YOUR INSTRUCTIONS: An exact copy of all the data is required, with pictures left out.

(Chart and figure data)

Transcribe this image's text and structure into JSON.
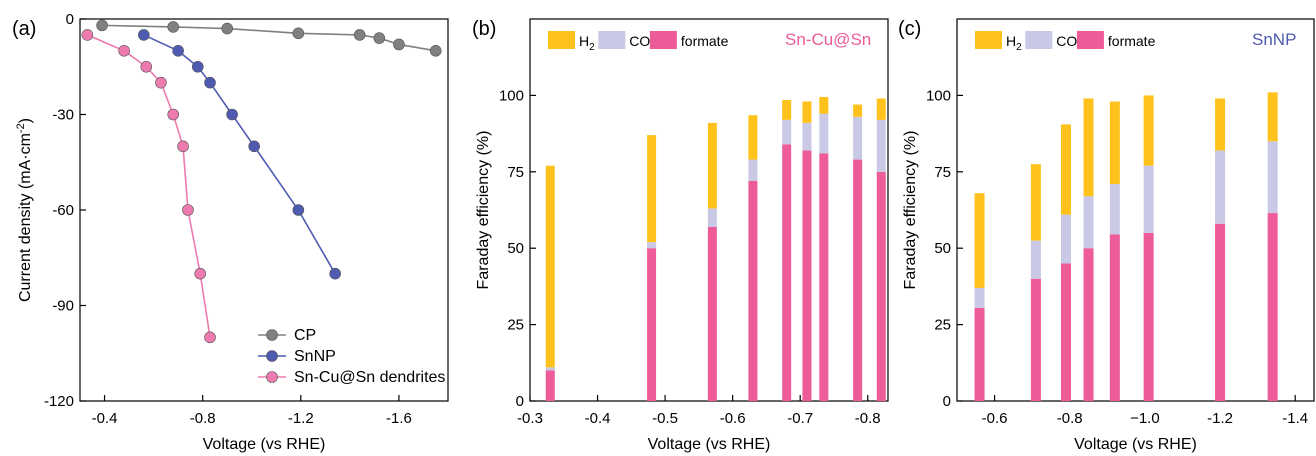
{
  "chart_data": [
    {
      "type": "line",
      "panel_label": "(a)",
      "xlabel": "Voltage (vs RHE)",
      "ylabel": "Current density (mA·cm",
      "ylabel_sup": "-2",
      "ylabel_close": ")",
      "xlim": [
        -0.3,
        -1.8
      ],
      "ylim": [
        -120,
        0
      ],
      "xticks": [
        -0.4,
        -0.8,
        -1.2,
        -1.6
      ],
      "xtick_labels": [
        "-0.4",
        "-0.8",
        "-1.2",
        "-1.6"
      ],
      "yticks": [
        0,
        -30,
        -60,
        -90,
        -120
      ],
      "ytick_labels": [
        "0",
        "-30",
        "-60",
        "-90",
        "-120"
      ],
      "series": [
        {
          "name": "CP",
          "color": "#808080",
          "x": [
            -0.39,
            -0.68,
            -0.9,
            -1.19,
            -1.44,
            -1.52,
            -1.6,
            -1.75
          ],
          "y": [
            -2,
            -2.5,
            -3,
            -4.5,
            -5,
            -6,
            -8,
            -10
          ]
        },
        {
          "name": "SnNP",
          "color": "#4F5BB0",
          "x": [
            -0.56,
            -0.7,
            -0.78,
            -0.83,
            -0.92,
            -1.01,
            -1.19,
            -1.34
          ],
          "y": [
            -5,
            -10,
            -15,
            -20,
            -30,
            -40,
            -60,
            -80
          ]
        },
        {
          "name": "Sn-Cu@Sn dendrites",
          "color": "#EE7BB0",
          "x": [
            -0.33,
            -0.48,
            -0.57,
            -0.63,
            -0.68,
            -0.72,
            -0.74,
            -0.79,
            -0.83
          ],
          "y": [
            -5,
            -10,
            -15,
            -20,
            -30,
            -40,
            -60,
            -80,
            -100
          ]
        }
      ],
      "legend_placement": "bottom-right"
    },
    {
      "type": "bar",
      "stacked": true,
      "panel_label": "(b)",
      "inset_label": "Sn-Cu@Sn",
      "inset_color": "#EE5B99",
      "xlabel": "Voltage (vs RHE)",
      "ylabel": "Faraday efficiency (%)",
      "xlim": [
        -0.3,
        -0.83
      ],
      "ylim": [
        0,
        125
      ],
      "xticks": [
        -0.3,
        -0.4,
        -0.5,
        -0.6,
        -0.7,
        -0.8
      ],
      "xtick_labels": [
        "-0.3",
        "-0.4",
        "-0.5",
        "-0.6",
        "-0.7",
        "-0.8"
      ],
      "yticks": [
        0,
        25,
        50,
        75,
        100
      ],
      "ytick_labels": [
        "0",
        "25",
        "50",
        "75",
        "100"
      ],
      "x": [
        -0.33,
        -0.48,
        -0.57,
        -0.63,
        -0.68,
        -0.71,
        -0.735,
        -0.785,
        -0.82
      ],
      "series": [
        {
          "name": "formate",
          "color": "#EE5B99",
          "values": [
            10,
            50,
            57,
            72,
            84,
            82,
            81,
            79,
            75
          ]
        },
        {
          "name": "CO",
          "color": "#C9C9E6",
          "values": [
            1,
            2,
            6,
            7,
            8,
            9,
            13,
            14,
            17
          ]
        },
        {
          "name": "H2",
          "color": "#FFC21C",
          "values": [
            66,
            35,
            28,
            14.5,
            6.5,
            7,
            5.5,
            4,
            7
          ]
        }
      ],
      "legend_items": [
        {
          "label": "H",
          "sub": "2",
          "color": "#FFC21C"
        },
        {
          "label": "CO",
          "sub": "",
          "color": "#C9C9E6"
        },
        {
          "label": "formate",
          "sub": "",
          "color": "#EE5B99"
        }
      ],
      "legend_placement": "top"
    },
    {
      "type": "bar",
      "stacked": true,
      "panel_label": "(c)",
      "inset_label": "SnNP",
      "inset_color": "#4F5BB0",
      "xlabel": "Voltage (vs RHE)",
      "ylabel": "Faraday efficiency (%)",
      "xlim": [
        -0.5,
        -1.45
      ],
      "ylim": [
        0,
        125
      ],
      "xticks": [
        -0.6,
        -0.8,
        -1.0,
        -1.2,
        -1.4
      ],
      "xtick_labels": [
        "-0.6",
        "-0.8",
        "−1.0",
        "-1.2",
        "-1.4"
      ],
      "yticks": [
        0,
        25,
        50,
        75,
        100
      ],
      "ytick_labels": [
        "0",
        "25",
        "50",
        "75",
        "100"
      ],
      "x": [
        -0.56,
        -0.71,
        -0.79,
        -0.85,
        -0.92,
        -1.01,
        -1.2,
        -1.34
      ],
      "series": [
        {
          "name": "formate",
          "color": "#EE5B99",
          "values": [
            30.5,
            40,
            45,
            50,
            54.5,
            55,
            58,
            61.5
          ]
        },
        {
          "name": "CO",
          "color": "#C9C9E6",
          "values": [
            6.5,
            12.5,
            16,
            17,
            16.5,
            22,
            24,
            23.5
          ]
        },
        {
          "name": "H2",
          "color": "#FFC21C",
          "values": [
            31,
            25,
            29.5,
            32,
            27,
            23,
            17,
            16
          ]
        }
      ],
      "legend_items": [
        {
          "label": "H",
          "sub": "2",
          "color": "#FFC21C"
        },
        {
          "label": "CO",
          "sub": "",
          "color": "#C9C9E6"
        },
        {
          "label": "formate",
          "sub": "",
          "color": "#EE5B99"
        }
      ],
      "legend_placement": "top"
    }
  ]
}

TASK OUTPUT:
Transcribe this image's text and structure into JSON.
{
  "chart_data": [
    {
      "type": "line",
      "panel_label": "(a)",
      "xlabel": "Voltage (vs RHE)",
      "ylabel": "Current density (mA·cm",
      "ylabel_sup": "-2",
      "ylabel_close": ")",
      "xlim": [
        -0.3,
        -1.8
      ],
      "ylim": [
        -120,
        0
      ],
      "xticks": [
        -0.4,
        -0.8,
        -1.2,
        -1.6
      ],
      "xtick_labels": [
        "-0.4",
        "-0.8",
        "-1.2",
        "-1.6"
      ],
      "yticks": [
        0,
        -30,
        -60,
        -90,
        -120
      ],
      "ytick_labels": [
        "0",
        "-30",
        "-60",
        "-90",
        "-120"
      ],
      "series": [
        {
          "name": "CP",
          "color": "#808080",
          "x": [
            -0.39,
            -0.68,
            -0.9,
            -1.19,
            -1.44,
            -1.52,
            -1.6,
            -1.75
          ],
          "y": [
            -2,
            -2.5,
            -3,
            -4.5,
            -5,
            -6,
            -8,
            -10
          ]
        },
        {
          "name": "SnNP",
          "color": "#4F5BB0",
          "x": [
            -0.56,
            -0.7,
            -0.78,
            -0.83,
            -0.92,
            -1.01,
            -1.19,
            -1.34
          ],
          "y": [
            -5,
            -10,
            -15,
            -20,
            -30,
            -40,
            -60,
            -80
          ]
        },
        {
          "name": "Sn-Cu@Sn dendrites",
          "color": "#EE7BB0",
          "x": [
            -0.33,
            -0.48,
            -0.57,
            -0.63,
            -0.68,
            -0.72,
            -0.74,
            -0.79,
            -0.83
          ],
          "y": [
            -5,
            -10,
            -15,
            -20,
            -30,
            -40,
            -60,
            -80,
            -100
          ]
        }
      ],
      "legend_placement": "bottom-right"
    },
    {
      "type": "bar",
      "stacked": true,
      "panel_label": "(b)",
      "inset_label": "Sn-Cu@Sn",
      "inset_color": "#EE5B99",
      "xlabel": "Voltage (vs RHE)",
      "ylabel": "Faraday efficiency (%)",
      "xlim": [
        -0.3,
        -0.83
      ],
      "ylim": [
        0,
        125
      ],
      "xticks": [
        -0.3,
        -0.4,
        -0.5,
        -0.6,
        -0.7,
        -0.8
      ],
      "xtick_labels": [
        "-0.3",
        "-0.4",
        "-0.5",
        "-0.6",
        "-0.7",
        "-0.8"
      ],
      "yticks": [
        0,
        25,
        50,
        75,
        100
      ],
      "ytick_labels": [
        "0",
        "25",
        "50",
        "75",
        "100"
      ],
      "x": [
        -0.33,
        -0.48,
        -0.57,
        -0.63,
        -0.68,
        -0.71,
        -0.735,
        -0.785,
        -0.82
      ],
      "series": [
        {
          "name": "formate",
          "color": "#EE5B99",
          "values": [
            10,
            50,
            57,
            72,
            84,
            82,
            81,
            79,
            75
          ]
        },
        {
          "name": "CO",
          "color": "#C9C9E6",
          "values": [
            1,
            2,
            6,
            7,
            8,
            9,
            13,
            14,
            17
          ]
        },
        {
          "name": "H2",
          "color": "#FFC21C",
          "values": [
            66,
            35,
            28,
            14.5,
            6.5,
            7,
            5.5,
            4,
            7
          ]
        }
      ],
      "legend_items": [
        {
          "label": "H",
          "sub": "2",
          "color": "#FFC21C"
        },
        {
          "label": "CO",
          "sub": "",
          "color": "#C9C9E6"
        },
        {
          "label": "formate",
          "sub": "",
          "color": "#EE5B99"
        }
      ],
      "legend_placement": "top"
    },
    {
      "type": "bar",
      "stacked": true,
      "panel_label": "(c)",
      "inset_label": "SnNP",
      "inset_color": "#4F5BB0",
      "xlabel": "Voltage (vs RHE)",
      "ylabel": "Faraday efficiency (%)",
      "xlim": [
        -0.5,
        -1.45
      ],
      "ylim": [
        0,
        125
      ],
      "xticks": [
        -0.6,
        -0.8,
        -1.0,
        -1.2,
        -1.4
      ],
      "xtick_labels": [
        "-0.6",
        "-0.8",
        "−1.0",
        "-1.2",
        "-1.4"
      ],
      "yticks": [
        0,
        25,
        50,
        75,
        100
      ],
      "ytick_labels": [
        "0",
        "25",
        "50",
        "75",
        "100"
      ],
      "x": [
        -0.56,
        -0.71,
        -0.79,
        -0.85,
        -0.92,
        -1.01,
        -1.2,
        -1.34
      ],
      "series": [
        {
          "name": "formate",
          "color": "#EE5B99",
          "values": [
            30.5,
            40,
            45,
            50,
            54.5,
            55,
            58,
            61.5
          ]
        },
        {
          "name": "CO",
          "color": "#C9C9E6",
          "values": [
            6.5,
            12.5,
            16,
            17,
            16.5,
            22,
            24,
            23.5
          ]
        },
        {
          "name": "H2",
          "color": "#FFC21C",
          "values": [
            31,
            25,
            29.5,
            32,
            27,
            23,
            17,
            16
          ]
        }
      ],
      "legend_items": [
        {
          "label": "H",
          "sub": "2",
          "color": "#FFC21C"
        },
        {
          "label": "CO",
          "sub": "",
          "color": "#C9C9E6"
        },
        {
          "label": "formate",
          "sub": "",
          "color": "#EE5B99"
        }
      ],
      "legend_placement": "top"
    }
  ]
}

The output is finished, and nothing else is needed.